→ Your objective
Please copy all the lines that follow, word for word.

→ Records from a data source

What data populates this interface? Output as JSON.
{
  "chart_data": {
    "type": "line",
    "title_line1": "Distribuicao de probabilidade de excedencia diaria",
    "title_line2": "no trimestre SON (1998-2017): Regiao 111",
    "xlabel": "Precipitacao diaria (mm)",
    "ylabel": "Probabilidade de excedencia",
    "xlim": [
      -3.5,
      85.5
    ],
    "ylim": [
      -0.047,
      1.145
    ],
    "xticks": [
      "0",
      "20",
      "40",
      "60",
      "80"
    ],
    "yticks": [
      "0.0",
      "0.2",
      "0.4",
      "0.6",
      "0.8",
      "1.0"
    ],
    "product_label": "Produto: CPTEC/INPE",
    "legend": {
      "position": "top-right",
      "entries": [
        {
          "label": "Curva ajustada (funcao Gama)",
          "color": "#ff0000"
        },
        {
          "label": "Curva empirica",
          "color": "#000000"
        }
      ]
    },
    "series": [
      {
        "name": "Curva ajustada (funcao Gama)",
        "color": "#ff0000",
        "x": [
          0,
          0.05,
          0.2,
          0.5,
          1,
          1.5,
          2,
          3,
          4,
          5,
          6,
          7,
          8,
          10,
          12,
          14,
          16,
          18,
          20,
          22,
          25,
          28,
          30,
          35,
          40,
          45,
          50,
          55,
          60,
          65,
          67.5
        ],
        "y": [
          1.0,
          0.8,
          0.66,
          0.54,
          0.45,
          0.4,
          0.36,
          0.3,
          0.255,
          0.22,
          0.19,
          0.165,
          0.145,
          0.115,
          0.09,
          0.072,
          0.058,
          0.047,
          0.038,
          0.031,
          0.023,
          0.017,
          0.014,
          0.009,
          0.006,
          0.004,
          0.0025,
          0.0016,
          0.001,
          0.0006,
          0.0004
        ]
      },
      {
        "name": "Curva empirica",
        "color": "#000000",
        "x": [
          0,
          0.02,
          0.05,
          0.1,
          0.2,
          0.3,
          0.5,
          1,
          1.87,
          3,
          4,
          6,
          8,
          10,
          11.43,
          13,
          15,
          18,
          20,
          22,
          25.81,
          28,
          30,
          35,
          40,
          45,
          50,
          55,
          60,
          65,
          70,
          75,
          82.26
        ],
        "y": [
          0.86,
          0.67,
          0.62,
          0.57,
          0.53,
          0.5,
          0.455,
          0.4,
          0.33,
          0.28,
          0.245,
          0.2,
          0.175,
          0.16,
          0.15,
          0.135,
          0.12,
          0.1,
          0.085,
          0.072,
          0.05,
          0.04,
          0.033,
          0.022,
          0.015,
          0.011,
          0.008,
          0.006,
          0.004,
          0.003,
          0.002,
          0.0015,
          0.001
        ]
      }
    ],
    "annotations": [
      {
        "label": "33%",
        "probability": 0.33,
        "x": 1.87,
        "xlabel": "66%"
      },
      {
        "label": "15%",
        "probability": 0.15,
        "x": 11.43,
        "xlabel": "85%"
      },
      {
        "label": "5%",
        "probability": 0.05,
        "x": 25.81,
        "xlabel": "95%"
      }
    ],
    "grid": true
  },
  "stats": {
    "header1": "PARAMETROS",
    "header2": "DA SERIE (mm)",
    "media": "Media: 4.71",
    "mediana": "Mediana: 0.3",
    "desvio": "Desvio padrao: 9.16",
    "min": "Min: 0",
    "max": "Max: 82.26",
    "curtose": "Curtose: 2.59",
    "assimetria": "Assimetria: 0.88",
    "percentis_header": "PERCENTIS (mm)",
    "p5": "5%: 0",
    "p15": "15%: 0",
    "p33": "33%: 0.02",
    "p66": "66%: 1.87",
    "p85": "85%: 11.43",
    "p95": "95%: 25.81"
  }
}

→ Correct output
What data populates this interface? Output as JSON.
{
  "chart_data": {
    "type": "line",
    "title_line1": "Distribuicao de probabilidade de excedencia diaria",
    "title_line2": "no trimestre SON (1998-2017): Regiao 111",
    "xlabel": "Precipitacao diaria (mm)",
    "ylabel": "Probabilidade de excedencia",
    "xlim": [
      -3.5,
      85.5
    ],
    "ylim": [
      -0.047,
      1.145
    ],
    "xticks": [
      "0",
      "20",
      "40",
      "60",
      "80"
    ],
    "yticks": [
      "0.0",
      "0.2",
      "0.4",
      "0.6",
      "0.8",
      "1.0"
    ],
    "product_label": "Produto: CPTEC/INPE",
    "legend": {
      "position": "top-right",
      "entries": [
        {
          "label": "Curva ajustada (funcao Gama)",
          "color": "#ff0000"
        },
        {
          "label": "Curva empirica",
          "color": "#000000"
        }
      ]
    },
    "series": [
      {
        "name": "Curva ajustada (funcao Gama)",
        "color": "#ff0000",
        "x": [
          0,
          0.05,
          0.2,
          0.5,
          1,
          1.5,
          2,
          3,
          4,
          5,
          6,
          7,
          8,
          10,
          12,
          14,
          16,
          18,
          20,
          22,
          25,
          28,
          30,
          35,
          40,
          45,
          50,
          55,
          60,
          65,
          67.5
        ],
        "y": [
          1.0,
          0.8,
          0.66,
          0.54,
          0.45,
          0.4,
          0.36,
          0.3,
          0.255,
          0.22,
          0.19,
          0.165,
          0.145,
          0.115,
          0.09,
          0.072,
          0.058,
          0.047,
          0.038,
          0.031,
          0.023,
          0.017,
          0.014,
          0.009,
          0.006,
          0.004,
          0.0025,
          0.0016,
          0.001,
          0.0006,
          0.0004
        ]
      },
      {
        "name": "Curva empirica",
        "color": "#000000",
        "x": [
          0,
          0.02,
          0.05,
          0.1,
          0.2,
          0.3,
          0.5,
          1,
          1.87,
          3,
          4,
          6,
          8,
          10,
          11.43,
          13,
          15,
          18,
          20,
          22,
          25.81,
          28,
          30,
          35,
          40,
          45,
          50,
          55,
          60,
          65,
          70,
          75,
          82.26
        ],
        "y": [
          0.86,
          0.67,
          0.62,
          0.57,
          0.53,
          0.5,
          0.455,
          0.4,
          0.33,
          0.28,
          0.245,
          0.2,
          0.175,
          0.16,
          0.15,
          0.135,
          0.12,
          0.1,
          0.085,
          0.072,
          0.05,
          0.04,
          0.033,
          0.022,
          0.015,
          0.011,
          0.008,
          0.006,
          0.004,
          0.003,
          0.002,
          0.0015,
          0.001
        ]
      }
    ],
    "annotations": [
      {
        "label": "33%",
        "probability": 0.33,
        "x": 1.87,
        "xlabel": "66%"
      },
      {
        "label": "15%",
        "probability": 0.15,
        "x": 11.43,
        "xlabel": "85%"
      },
      {
        "label": "5%",
        "probability": 0.05,
        "x": 25.81,
        "xlabel": "95%"
      }
    ],
    "grid": true
  },
  "stats": {
    "header1": "PARAMETROS",
    "header2": "DA SERIE (mm)",
    "media": "Media: 4.71",
    "mediana": "Mediana: 0.3",
    "desvio": "Desvio padrao: 9.16",
    "min": "Min: 0",
    "max": "Max: 82.26",
    "curtose": "Curtose: 2.59",
    "assimetria": "Assimetria: 0.88",
    "percentis_header": "PERCENTIS (mm)",
    "p5": "5%: 0",
    "p15": "15%: 0",
    "p33": "33%: 0.02",
    "p66": "66%: 1.87",
    "p85": "85%: 11.43",
    "p95": "95%: 25.81"
  }
}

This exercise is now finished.